Stored items

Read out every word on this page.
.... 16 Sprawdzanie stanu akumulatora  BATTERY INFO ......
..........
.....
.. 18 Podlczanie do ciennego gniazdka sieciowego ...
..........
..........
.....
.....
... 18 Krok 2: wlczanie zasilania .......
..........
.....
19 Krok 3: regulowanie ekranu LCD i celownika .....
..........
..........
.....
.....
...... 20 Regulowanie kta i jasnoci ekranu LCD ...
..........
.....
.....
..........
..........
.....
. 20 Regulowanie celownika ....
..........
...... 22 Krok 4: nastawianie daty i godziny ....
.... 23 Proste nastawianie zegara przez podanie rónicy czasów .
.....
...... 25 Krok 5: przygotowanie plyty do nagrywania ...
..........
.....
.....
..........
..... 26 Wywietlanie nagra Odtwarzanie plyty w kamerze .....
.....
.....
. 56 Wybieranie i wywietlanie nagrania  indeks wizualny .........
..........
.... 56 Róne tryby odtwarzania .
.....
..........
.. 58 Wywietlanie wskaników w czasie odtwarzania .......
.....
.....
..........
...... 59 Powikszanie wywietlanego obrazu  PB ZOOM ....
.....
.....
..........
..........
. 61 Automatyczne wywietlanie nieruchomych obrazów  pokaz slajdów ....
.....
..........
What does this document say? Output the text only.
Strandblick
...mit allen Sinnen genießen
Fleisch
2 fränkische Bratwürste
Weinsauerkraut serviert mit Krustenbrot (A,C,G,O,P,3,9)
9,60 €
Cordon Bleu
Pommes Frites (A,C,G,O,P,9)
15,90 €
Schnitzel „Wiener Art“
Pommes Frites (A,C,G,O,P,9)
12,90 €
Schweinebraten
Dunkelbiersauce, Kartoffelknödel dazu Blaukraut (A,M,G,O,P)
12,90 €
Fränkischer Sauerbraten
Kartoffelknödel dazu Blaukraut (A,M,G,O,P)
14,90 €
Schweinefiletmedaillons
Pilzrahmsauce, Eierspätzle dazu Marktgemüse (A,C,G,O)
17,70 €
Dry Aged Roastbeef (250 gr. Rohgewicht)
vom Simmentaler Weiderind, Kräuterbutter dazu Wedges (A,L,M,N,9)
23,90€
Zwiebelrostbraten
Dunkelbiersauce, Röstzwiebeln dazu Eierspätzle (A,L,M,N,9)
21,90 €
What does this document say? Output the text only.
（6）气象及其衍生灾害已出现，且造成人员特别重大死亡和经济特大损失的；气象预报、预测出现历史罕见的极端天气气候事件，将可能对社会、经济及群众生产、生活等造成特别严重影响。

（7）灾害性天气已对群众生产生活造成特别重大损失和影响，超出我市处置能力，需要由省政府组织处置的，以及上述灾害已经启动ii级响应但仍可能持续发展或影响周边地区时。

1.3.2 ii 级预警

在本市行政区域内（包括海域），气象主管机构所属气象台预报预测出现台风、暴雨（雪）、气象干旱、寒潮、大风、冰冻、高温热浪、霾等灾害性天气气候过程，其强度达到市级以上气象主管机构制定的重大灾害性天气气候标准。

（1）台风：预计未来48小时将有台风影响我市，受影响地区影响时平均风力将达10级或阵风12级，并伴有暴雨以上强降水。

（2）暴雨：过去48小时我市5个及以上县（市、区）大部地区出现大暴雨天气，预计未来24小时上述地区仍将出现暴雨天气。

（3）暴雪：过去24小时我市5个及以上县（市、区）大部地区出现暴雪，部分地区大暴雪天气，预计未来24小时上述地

Requirements: Each record above must be given again exactly.

Solution to the problem:
Read out every word on this page.
.... 16 Sprawdzanie stanu akumulatora  BATTERY INFO ......
..........
.....
.. 18 Podlczanie do ciennego gniazdka sieciowego ...
..........
..........
.....
.....
... 18 Krok 2: wlczanie zasilania .......
..........
.....
19 Krok 3: regulowanie ekranu LCD i celownika .....
..........
..........
.....
.....
...... 20 Regulowanie kta i jasnoci ekranu LCD ...
..........
.....
.....
..........
..........
.....
. 20 Regulowanie celownika ....
..........
...... 22 Krok 4: nastawianie daty i godziny ....
.... 23 Proste nastawianie zegara przez podanie rónicy czasów .
.....
...... 25 Krok 5: przygotowanie plyty do nagrywania ...
..........
.....
.....
..........
..... 26 Wywietlanie nagra Odtwarzanie plyty w kamerze .....
.....
.....
. 56 Wybieranie i wywietlanie nagrania  indeks wizualny .........
..........
.... 56 Róne tryby odtwarzania .
.....
..........
.. 58 Wywietlanie wskaników w czasie odtwarzania .......
.....
.....
..........
...... 59 Powikszanie wywietlanego obrazu  PB ZOOM ....
.....
.....
..........
..........
. 61 Automatyczne wywietlanie nieruchomych obrazów  pokaz slajdów ....
.....
..........
What does this document say? Output the text only.
Strandblick
...mit allen Sinnen genießen
Fleisch
2 fränkische Bratwürste
Weinsauerkraut serviert mit Krustenbrot (A,C,G,O,P,3,9)
9,60 €
Cordon Bleu
Pommes Frites (A,C,G,O,P,9)
15,90 €
Schnitzel „Wiener Art“
Pommes Frites (A,C,G,O,P,9)
12,90 €
Schweinebraten
Dunkelbiersauce, Kartoffelknödel dazu Blaukraut (A,M,G,O,P)
12,90 €
Fränkischer Sauerbraten
Kartoffelknödel dazu Blaukraut (A,M,G,O,P)
14,90 €
Schweinefiletmedaillons
Pilzrahmsauce, Eierspätzle dazu Marktgemüse (A,C,G,O)
17,70 €
Dry Aged Roastbeef (250 gr. Rohgewicht)
vom Simmentaler Weiderind, Kräuterbutter dazu Wedges (A,L,M,N,9)
23,90€
Zwiebelrostbraten
Dunkelbiersauce, Röstzwiebeln dazu Eierspätzle (A,L,M,N,9)
21,90 €
What does this document say? Output the text only.
（6）气象及其衍生灾害已出现，且造成人员特别重大死亡和经济特大损失的；气象预报、预测出现历史罕见的极端天气气候事件，将可能对社会、经济及群众生产、生活等造成特别严重影响。

（7）灾害性天气已对群众生产生活造成特别重大损失和影响，超出我市处置能力，需要由省政府组织处置的，以及上述灾害已经启动ii级响应但仍可能持续发展或影响周边地区时。

1.3.2 ii 级预警

在本市行政区域内（包括海域），气象主管机构所属气象台预报预测出现台风、暴雨（雪）、气象干旱、寒潮、大风、冰冻、高温热浪、霾等灾害性天气气候过程，其强度达到市级以上气象主管机构制定的重大灾害性天气气候标准。

（1）台风：预计未来48小时将有台风影响我市，受影响地区影响时平均风力将达10级或阵风12级，并伴有暴雨以上强降水。

（2）暴雨：过去48小时我市5个及以上县（市、区）大部地区出现大暴雨天气，预计未来24小时上述地区仍将出现暴雨天气。

（3）暴雪：过去24小时我市5个及以上县（市、区）大部地区出现暴雪，部分地区大暴雪天气，预计未来24小时上述地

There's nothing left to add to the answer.